WHAT YOU HAVE TO DO ▸ For the data below, work out how many lines include the string "Revolution" and report only the number.

Source data ▸

══════════════════════════════

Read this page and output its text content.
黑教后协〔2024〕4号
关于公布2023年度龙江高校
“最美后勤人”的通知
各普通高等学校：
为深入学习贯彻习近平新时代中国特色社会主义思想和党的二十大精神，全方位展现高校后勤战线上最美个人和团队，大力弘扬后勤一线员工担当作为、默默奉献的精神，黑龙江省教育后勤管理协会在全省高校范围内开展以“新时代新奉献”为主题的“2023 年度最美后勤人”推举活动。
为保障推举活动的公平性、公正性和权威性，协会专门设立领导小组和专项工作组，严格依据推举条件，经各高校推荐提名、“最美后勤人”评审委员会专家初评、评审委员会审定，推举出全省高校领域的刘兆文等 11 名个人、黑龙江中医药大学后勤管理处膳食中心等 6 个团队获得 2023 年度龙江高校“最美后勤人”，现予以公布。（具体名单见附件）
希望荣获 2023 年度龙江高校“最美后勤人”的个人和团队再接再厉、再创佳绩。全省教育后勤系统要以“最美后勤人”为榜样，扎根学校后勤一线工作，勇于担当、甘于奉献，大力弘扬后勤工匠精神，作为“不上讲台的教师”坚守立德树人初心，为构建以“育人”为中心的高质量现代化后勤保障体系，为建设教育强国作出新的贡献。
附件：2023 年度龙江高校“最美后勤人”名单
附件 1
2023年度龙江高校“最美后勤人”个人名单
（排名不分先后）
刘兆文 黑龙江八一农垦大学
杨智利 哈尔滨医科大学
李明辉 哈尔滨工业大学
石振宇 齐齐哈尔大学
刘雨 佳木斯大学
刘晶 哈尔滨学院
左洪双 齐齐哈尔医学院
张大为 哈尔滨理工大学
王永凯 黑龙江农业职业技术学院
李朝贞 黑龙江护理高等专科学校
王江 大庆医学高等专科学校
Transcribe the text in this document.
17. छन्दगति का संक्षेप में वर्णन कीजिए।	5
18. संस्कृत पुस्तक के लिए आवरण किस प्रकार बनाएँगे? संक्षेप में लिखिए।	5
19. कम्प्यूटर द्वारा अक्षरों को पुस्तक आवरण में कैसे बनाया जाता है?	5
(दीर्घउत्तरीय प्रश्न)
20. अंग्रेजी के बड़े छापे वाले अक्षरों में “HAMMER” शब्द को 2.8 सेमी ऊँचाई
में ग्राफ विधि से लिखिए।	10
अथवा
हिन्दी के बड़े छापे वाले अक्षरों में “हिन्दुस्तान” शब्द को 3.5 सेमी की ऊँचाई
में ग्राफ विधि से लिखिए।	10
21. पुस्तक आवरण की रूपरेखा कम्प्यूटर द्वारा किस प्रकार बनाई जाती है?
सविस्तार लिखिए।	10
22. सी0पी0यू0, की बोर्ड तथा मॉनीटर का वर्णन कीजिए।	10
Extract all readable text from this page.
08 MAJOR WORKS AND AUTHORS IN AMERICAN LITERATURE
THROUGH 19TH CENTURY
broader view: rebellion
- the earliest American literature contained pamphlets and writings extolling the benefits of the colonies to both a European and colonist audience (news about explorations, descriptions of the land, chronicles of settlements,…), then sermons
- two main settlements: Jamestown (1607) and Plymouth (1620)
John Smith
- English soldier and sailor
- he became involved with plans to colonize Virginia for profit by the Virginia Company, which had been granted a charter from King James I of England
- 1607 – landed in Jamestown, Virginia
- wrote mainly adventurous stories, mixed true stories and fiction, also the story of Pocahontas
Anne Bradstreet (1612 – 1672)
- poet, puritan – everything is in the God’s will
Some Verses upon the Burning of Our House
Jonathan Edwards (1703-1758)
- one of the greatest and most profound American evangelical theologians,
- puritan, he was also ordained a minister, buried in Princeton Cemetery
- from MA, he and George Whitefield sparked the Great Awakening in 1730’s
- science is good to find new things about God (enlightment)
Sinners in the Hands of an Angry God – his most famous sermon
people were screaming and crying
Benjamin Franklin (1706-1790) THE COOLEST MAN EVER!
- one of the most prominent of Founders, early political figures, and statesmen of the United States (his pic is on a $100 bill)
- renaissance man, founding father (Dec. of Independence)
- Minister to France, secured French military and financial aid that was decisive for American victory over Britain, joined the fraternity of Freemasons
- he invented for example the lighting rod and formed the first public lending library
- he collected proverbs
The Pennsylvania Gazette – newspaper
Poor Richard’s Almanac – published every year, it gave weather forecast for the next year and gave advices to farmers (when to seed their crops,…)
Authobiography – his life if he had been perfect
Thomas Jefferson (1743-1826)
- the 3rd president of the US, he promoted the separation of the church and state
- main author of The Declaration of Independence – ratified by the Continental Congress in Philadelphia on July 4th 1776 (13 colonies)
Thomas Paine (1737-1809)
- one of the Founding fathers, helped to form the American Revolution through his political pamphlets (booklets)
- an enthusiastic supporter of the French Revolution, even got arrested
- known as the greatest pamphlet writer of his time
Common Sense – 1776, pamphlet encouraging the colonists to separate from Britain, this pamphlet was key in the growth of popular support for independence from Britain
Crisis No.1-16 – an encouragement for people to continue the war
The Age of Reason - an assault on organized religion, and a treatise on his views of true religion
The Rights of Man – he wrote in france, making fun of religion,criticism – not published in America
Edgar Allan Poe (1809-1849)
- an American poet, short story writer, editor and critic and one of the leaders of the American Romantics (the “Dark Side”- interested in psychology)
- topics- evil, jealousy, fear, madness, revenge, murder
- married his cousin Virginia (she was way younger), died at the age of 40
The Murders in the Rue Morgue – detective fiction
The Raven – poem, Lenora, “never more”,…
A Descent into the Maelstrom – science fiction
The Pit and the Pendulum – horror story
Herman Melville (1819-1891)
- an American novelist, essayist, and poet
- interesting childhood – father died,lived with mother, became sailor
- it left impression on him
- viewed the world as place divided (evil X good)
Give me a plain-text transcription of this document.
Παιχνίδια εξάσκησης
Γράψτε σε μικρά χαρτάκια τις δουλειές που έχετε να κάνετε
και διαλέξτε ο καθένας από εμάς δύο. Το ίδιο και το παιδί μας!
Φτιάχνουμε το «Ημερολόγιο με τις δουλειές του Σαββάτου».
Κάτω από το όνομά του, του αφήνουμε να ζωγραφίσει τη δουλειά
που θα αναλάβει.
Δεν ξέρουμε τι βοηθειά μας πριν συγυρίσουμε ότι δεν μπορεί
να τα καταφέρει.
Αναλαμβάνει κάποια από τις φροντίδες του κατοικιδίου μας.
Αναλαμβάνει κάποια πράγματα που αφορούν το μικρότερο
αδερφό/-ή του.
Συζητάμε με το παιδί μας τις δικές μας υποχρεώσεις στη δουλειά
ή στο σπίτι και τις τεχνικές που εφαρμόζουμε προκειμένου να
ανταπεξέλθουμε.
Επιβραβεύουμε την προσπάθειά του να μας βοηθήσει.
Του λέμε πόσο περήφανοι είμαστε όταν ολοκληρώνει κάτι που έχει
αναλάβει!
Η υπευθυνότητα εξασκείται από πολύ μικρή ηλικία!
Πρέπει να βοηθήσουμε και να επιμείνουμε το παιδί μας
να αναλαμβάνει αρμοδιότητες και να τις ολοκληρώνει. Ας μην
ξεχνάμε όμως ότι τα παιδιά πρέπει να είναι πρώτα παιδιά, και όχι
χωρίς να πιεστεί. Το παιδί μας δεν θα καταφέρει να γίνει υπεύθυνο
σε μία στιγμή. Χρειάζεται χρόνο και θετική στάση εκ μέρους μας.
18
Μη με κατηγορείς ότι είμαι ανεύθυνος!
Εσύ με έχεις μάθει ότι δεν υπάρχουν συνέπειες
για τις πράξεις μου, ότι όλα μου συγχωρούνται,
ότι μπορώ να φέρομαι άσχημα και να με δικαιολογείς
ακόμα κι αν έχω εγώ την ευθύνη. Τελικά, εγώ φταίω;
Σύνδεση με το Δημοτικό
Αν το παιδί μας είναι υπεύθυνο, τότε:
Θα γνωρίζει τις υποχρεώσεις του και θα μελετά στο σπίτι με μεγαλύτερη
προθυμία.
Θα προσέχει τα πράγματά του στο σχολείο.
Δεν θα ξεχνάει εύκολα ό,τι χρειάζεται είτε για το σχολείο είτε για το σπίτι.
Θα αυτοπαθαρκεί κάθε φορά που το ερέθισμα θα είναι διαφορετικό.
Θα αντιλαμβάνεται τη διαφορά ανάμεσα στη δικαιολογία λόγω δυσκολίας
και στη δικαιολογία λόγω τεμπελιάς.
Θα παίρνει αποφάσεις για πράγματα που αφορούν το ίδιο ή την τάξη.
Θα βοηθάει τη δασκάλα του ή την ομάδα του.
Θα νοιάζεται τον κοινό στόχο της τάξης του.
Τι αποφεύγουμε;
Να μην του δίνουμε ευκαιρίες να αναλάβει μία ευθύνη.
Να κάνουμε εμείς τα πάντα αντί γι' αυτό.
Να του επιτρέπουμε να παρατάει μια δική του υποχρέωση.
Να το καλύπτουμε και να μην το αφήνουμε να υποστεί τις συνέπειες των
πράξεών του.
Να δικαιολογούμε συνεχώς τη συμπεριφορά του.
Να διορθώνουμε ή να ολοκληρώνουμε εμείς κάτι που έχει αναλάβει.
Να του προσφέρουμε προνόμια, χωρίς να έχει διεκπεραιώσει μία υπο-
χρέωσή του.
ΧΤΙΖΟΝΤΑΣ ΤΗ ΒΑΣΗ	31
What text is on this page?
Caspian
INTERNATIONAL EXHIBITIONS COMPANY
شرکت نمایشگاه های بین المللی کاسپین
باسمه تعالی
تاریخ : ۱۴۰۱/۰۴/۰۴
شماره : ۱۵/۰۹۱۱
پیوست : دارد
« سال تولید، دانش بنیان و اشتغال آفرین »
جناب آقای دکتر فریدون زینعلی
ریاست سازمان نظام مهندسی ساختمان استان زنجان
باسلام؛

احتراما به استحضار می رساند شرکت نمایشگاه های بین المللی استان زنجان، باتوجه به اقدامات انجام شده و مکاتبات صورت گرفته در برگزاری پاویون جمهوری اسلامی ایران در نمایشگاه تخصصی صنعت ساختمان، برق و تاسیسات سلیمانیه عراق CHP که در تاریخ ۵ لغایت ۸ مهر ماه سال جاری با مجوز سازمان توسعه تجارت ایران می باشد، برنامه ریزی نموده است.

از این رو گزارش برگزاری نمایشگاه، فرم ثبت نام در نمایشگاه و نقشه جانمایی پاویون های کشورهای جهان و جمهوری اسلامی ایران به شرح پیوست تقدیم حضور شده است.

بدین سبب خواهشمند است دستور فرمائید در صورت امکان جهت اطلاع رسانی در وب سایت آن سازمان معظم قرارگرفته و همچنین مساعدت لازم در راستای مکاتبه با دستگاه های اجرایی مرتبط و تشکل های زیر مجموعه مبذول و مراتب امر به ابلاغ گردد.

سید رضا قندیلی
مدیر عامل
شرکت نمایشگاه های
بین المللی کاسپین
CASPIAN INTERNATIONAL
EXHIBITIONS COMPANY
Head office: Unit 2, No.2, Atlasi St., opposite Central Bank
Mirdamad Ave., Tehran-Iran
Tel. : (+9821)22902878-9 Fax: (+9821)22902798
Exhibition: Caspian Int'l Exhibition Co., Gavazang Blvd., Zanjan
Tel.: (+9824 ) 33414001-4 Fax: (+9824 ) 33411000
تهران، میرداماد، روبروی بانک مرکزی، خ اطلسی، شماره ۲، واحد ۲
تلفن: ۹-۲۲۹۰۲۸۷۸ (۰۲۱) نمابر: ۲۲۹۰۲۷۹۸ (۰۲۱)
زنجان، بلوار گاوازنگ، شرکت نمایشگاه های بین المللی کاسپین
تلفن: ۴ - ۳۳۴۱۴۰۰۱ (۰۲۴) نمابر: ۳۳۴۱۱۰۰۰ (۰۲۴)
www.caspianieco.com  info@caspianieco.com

══════════════════════════════

ANSWER ▸ 2